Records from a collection

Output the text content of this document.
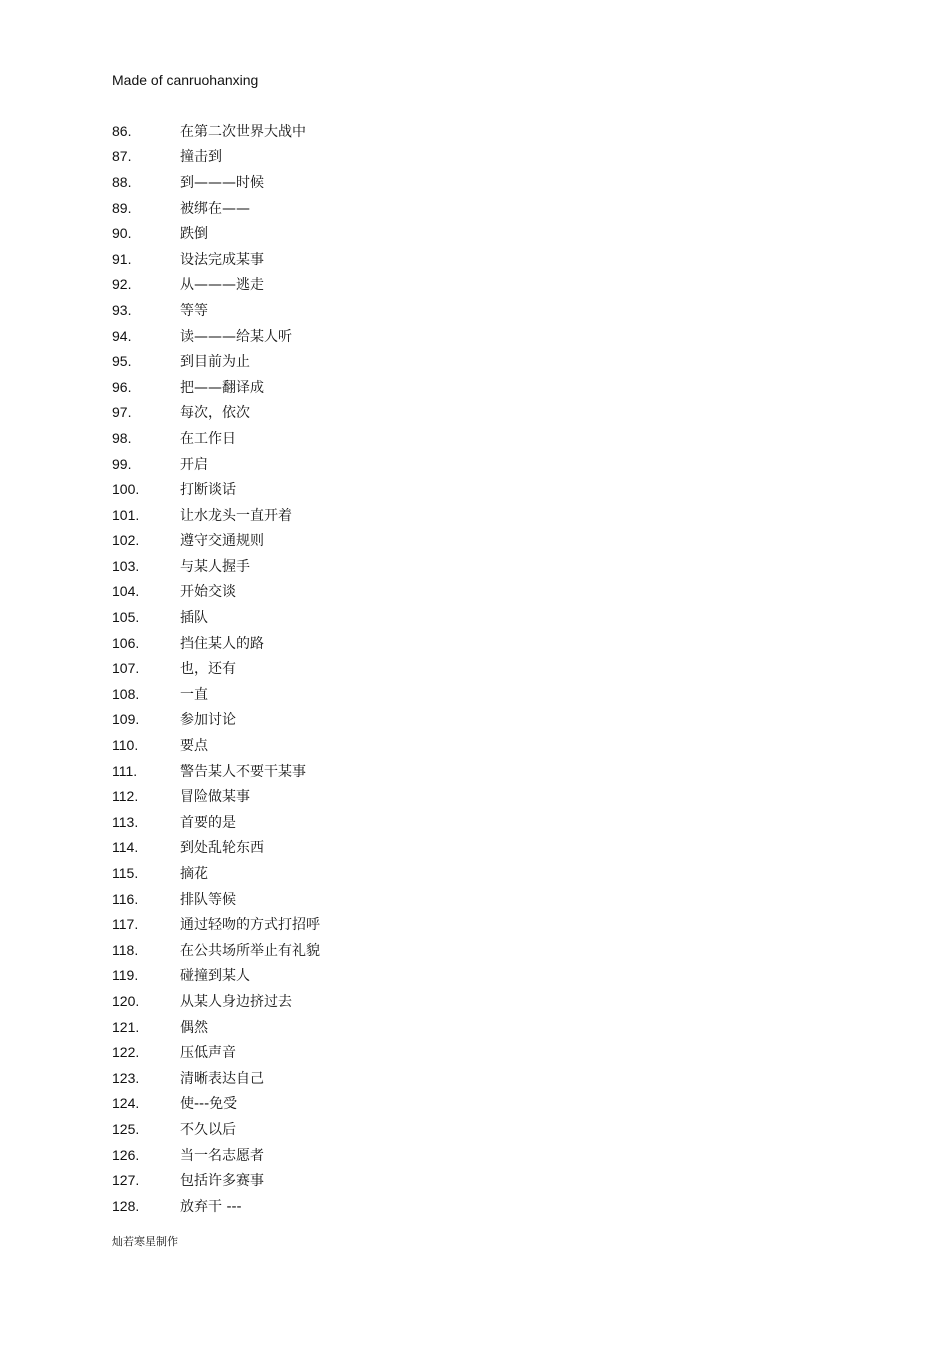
Made of canruohanxing
86.	在第二次世界大战中
87.	撞击到
88.	到———时候
89.	被绑在——
90.	跌倒
91.	设法完成某事
92.	从———逃走
93.	等等
94.	读———给某人听
95.	到目前为止
96.	把——翻译成
97.	每次，依次
98.	在工作日
99.	开启
100.	打断谈话
101.	让水龙头一直开着
102.	遵守交通规则
103.	与某人握手
104.	开始交谈
105.	插队
106.	挡住某人的路
107.	也，还有
108.	一直
109.	参加讨论
110.	要点
111.	警告某人不要干某事
112.	冒险做某事
113.	首要的是
114.	到处乱轮东西
115.	摘花
116.	排队等候
117.	通过轻吻的方式打招呼
118.	在公共场所举止有礼貌
119.	碰撞到某人
120.	从某人身边挤过去
121.	偶然
122.	压低声音
123.	清晰表达自己
124.	使---免受
125.	不久以后
126.	当一名志愿者
127.	包括许多赛事
128.	放弃干 ---
灿若寒星制作
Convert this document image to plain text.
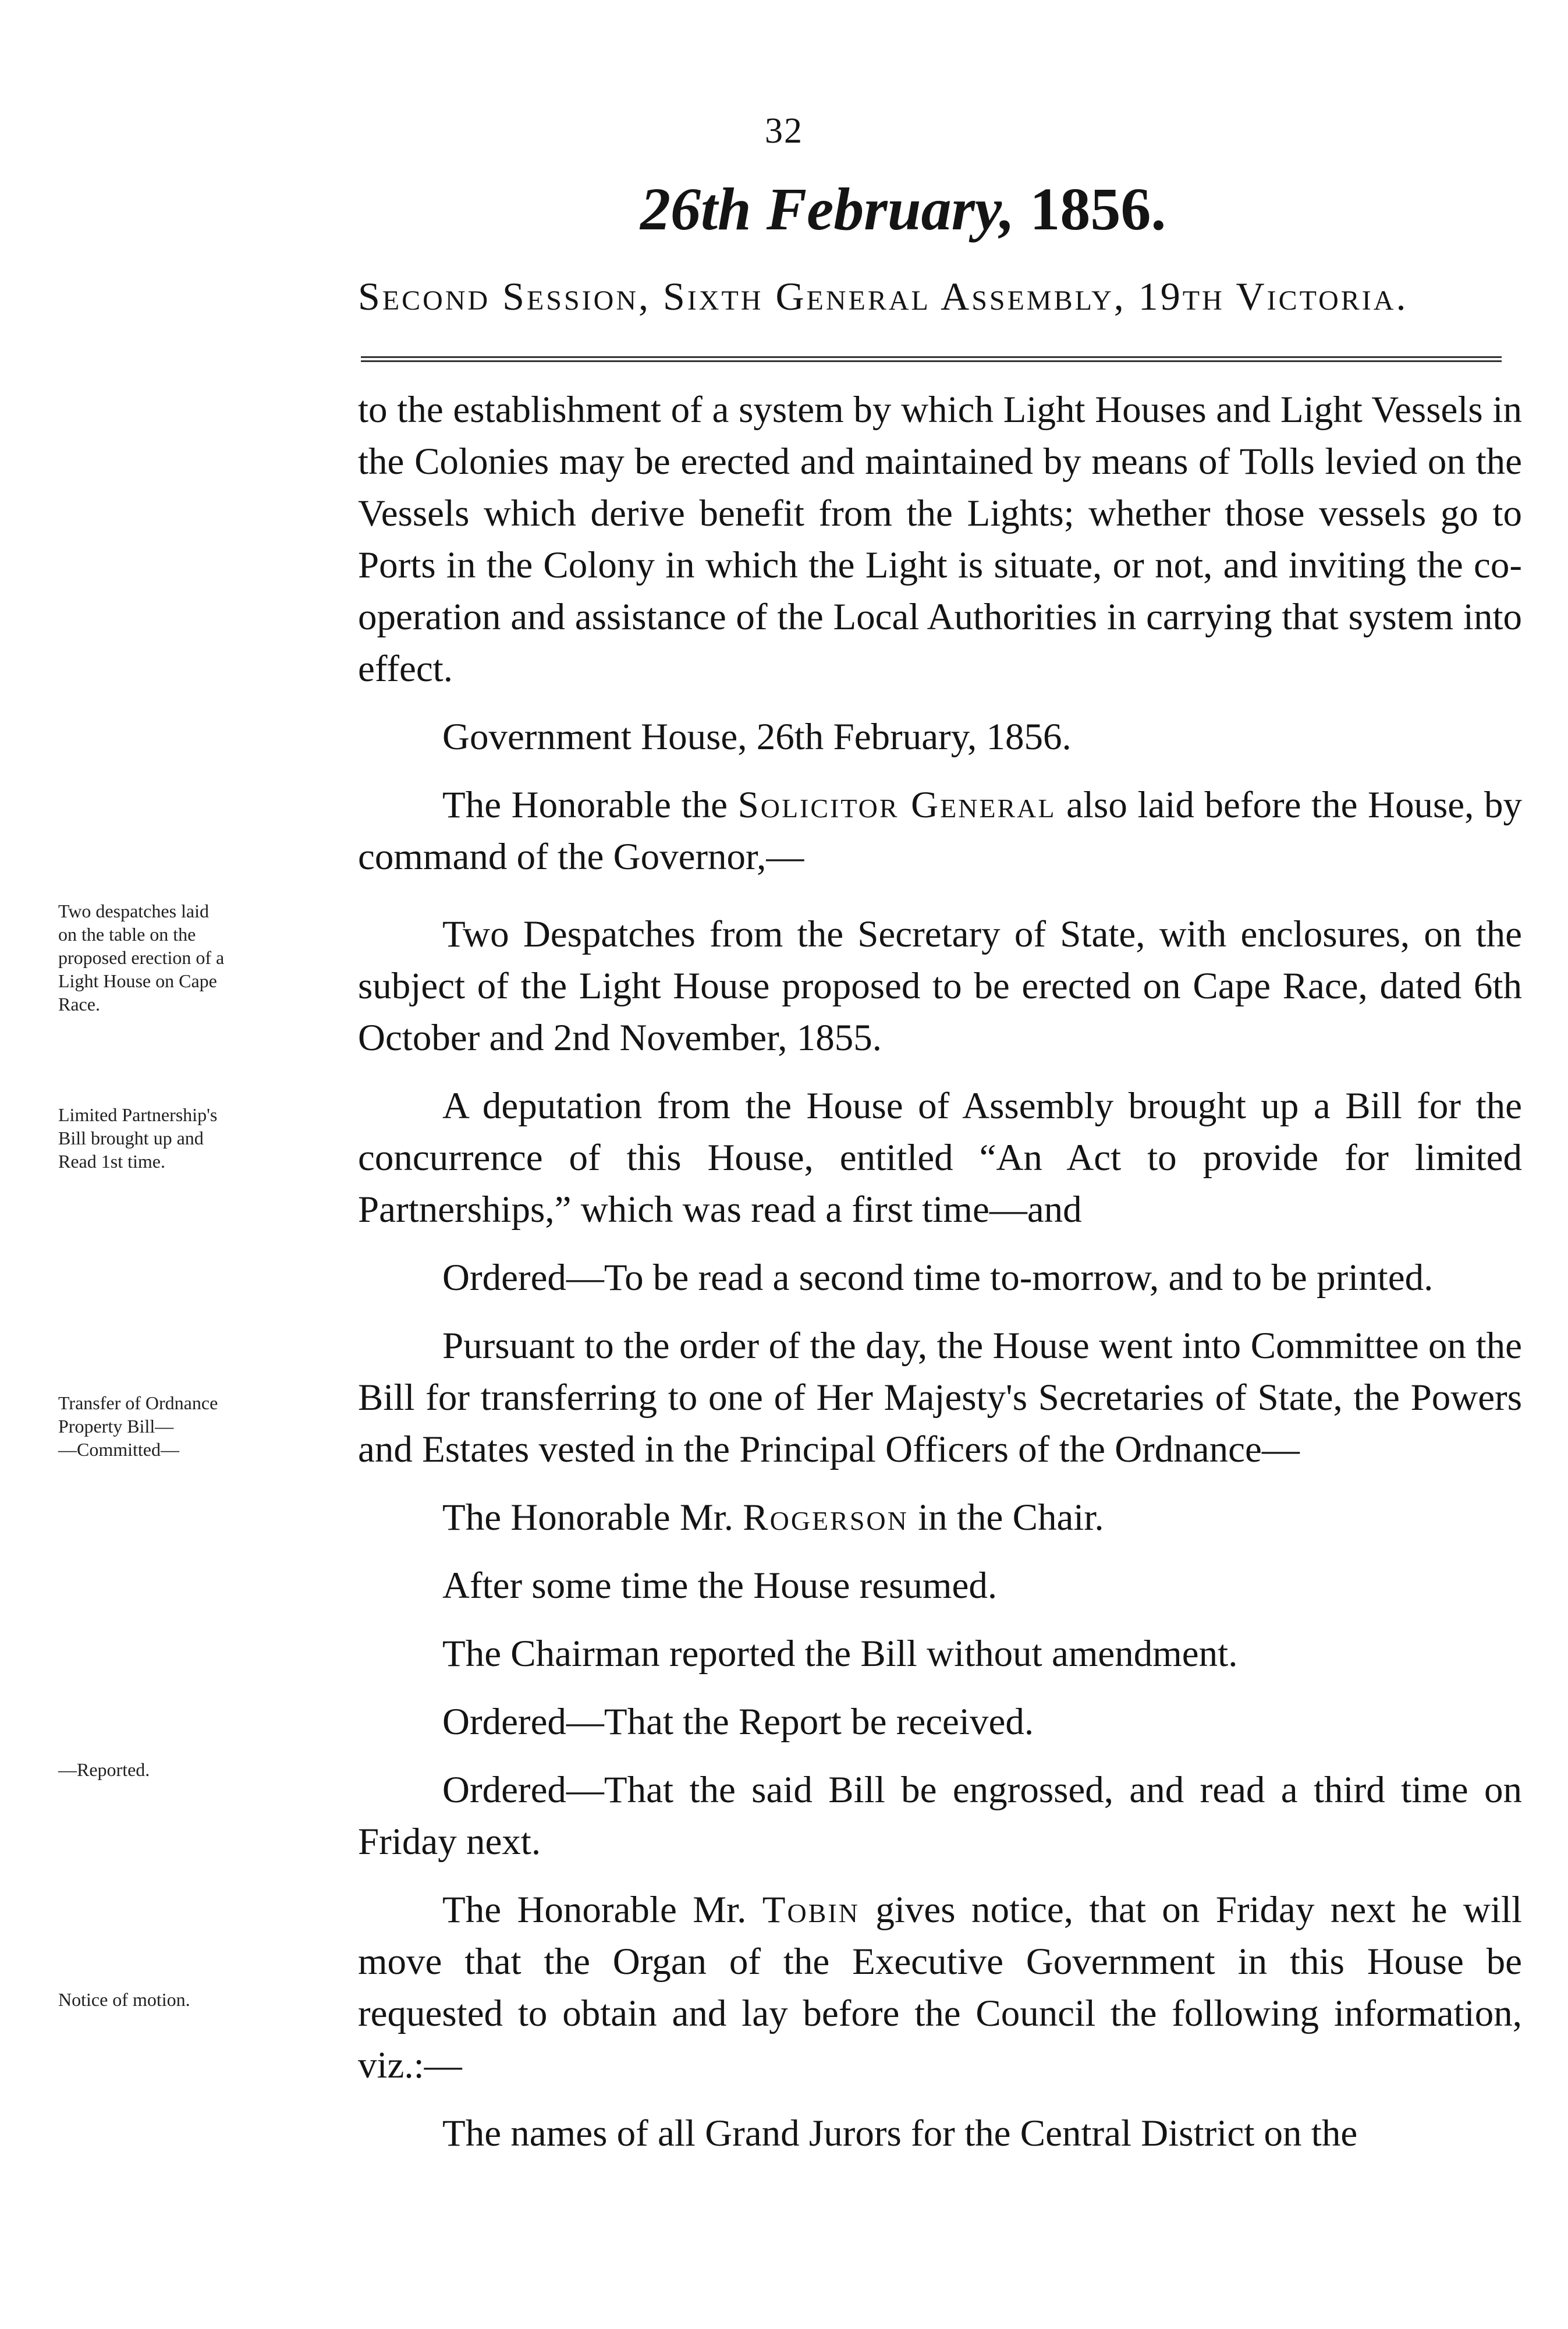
32
26th February, 1856.
Second Session, Sixth General Assembly, 19th Victoria.
Two despatches laid
on the table on the
proposed erection of a
Light House on Cape
Race.
Limited Partnership's
Bill brought up and
Read 1st time.
Transfer of Ordnance
Property Bill—
—Committed—
—Reported.
Notice of motion.

to the establishment of a system by which Light Houses and Light Vessels in the Colonies may be erected and maintained by means of Tolls levied on the Vessels which derive benefit from the Lights; whether those vessels go to Ports in the Colony in which the Light is situate, or not, and inviting the co-operation and assistance of the Local Authorities in carrying that system into effect.

Government House, 26th February, 1856.

The Honorable the Solicitor General also laid before the House, by command of the Governor,—

Two Despatches from the Secretary of State, with enclosures, on the subject of the Light House proposed to be erected on Cape Race, dated 6th October and 2nd November, 1855.

A deputation from the House of Assembly brought up a Bill for the concurrence of this House, entitled “An Act to provide for limited Partnerships,” which was read a first time—and

Ordered—To be read a second time to-morrow, and to be printed.

Pursuant to the order of the day, the House went into Committee on the Bill for transferring to one of Her Majesty's Secretaries of State, the Powers and Estates vested in the Principal Officers of the Ordnance—

The Honorable Mr. Rogerson in the Chair.

After some time the House resumed.

The Chairman reported the Bill without amendment.

Ordered—That the Report be received.

Ordered—That the said Bill be engrossed, and read a third time on Friday next.

The Honorable Mr. Tobin gives notice, that on Friday next he will move that the Organ of the Executive Government in this House be requested to obtain and lay before the Council the following information, viz.:—

The names of all Grand Jurors for the Central District on the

▶ Set exercise
Make an exact copy of every entry above, minus the images.

▶ Exercise response
Output the text content of this document.
Made of canruohanxing
86.	在第二次世界大战中
87.	撞击到
88.	到———时候
89.	被绑在——
90.	跌倒
91.	设法完成某事
92.	从———逃走
93.	等等
94.	读———给某人听
95.	到目前为止
96.	把——翻译成
97.	每次，依次
98.	在工作日
99.	开启
100.	打断谈话
101.	让水龙头一直开着
102.	遵守交通规则
103.	与某人握手
104.	开始交谈
105.	插队
106.	挡住某人的路
107.	也，还有
108.	一直
109.	参加讨论
110.	要点
111.	警告某人不要干某事
112.	冒险做某事
113.	首要的是
114.	到处乱轮东西
115.	摘花
116.	排队等候
117.	通过轻吻的方式打招呼
118.	在公共场所举止有礼貌
119.	碰撞到某人
120.	从某人身边挤过去
121.	偶然
122.	压低声音
123.	清晰表达自己
124.	使---免受
125.	不久以后
126.	当一名志愿者
127.	包括许多赛事
128.	放弃干 ---
灿若寒星制作
Convert this document image to plain text.
32
26th February, 1856.
Second Session, Sixth General Assembly, 19th Victoria.
Two despatches laid
on the table on the
proposed erection of a
Light House on Cape
Race.
Limited Partnership's
Bill brought up and
Read 1st time.
Transfer of Ordnance
Property Bill—
—Committed—
—Reported.
Notice of motion.

to the establishment of a system by which Light Houses and Light Vessels in the Colonies may be erected and maintained by means of Tolls levied on the Vessels which derive benefit from the Lights; whether those vessels go to Ports in the Colony in which the Light is situate, or not, and inviting the co-operation and assistance of the Local Authorities in carrying that system into effect.

Government House, 26th February, 1856.

The Honorable the Solicitor General also laid before the House, by command of the Governor,—

Two Despatches from the Secretary of State, with enclosures, on the subject of the Light House proposed to be erected on Cape Race, dated 6th October and 2nd November, 1855.

A deputation from the House of Assembly brought up a Bill for the concurrence of this House, entitled “An Act to provide for limited Partnerships,” which was read a first time—and

Ordered—To be read a second time to-morrow, and to be printed.

Pursuant to the order of the day, the House went into Committee on the Bill for transferring to one of Her Majesty's Secretaries of State, the Powers and Estates vested in the Principal Officers of the Ordnance—

The Honorable Mr. Rogerson in the Chair.

After some time the House resumed.

The Chairman reported the Bill without amendment.

Ordered—That the Report be received.

Ordered—That the said Bill be engrossed, and read a third time on Friday next.

The Honorable Mr. Tobin gives notice, that on Friday next he will move that the Organ of the Executive Government in this House be requested to obtain and lay before the Council the following information, viz.:—

The names of all Grand Jurors for the Central District on the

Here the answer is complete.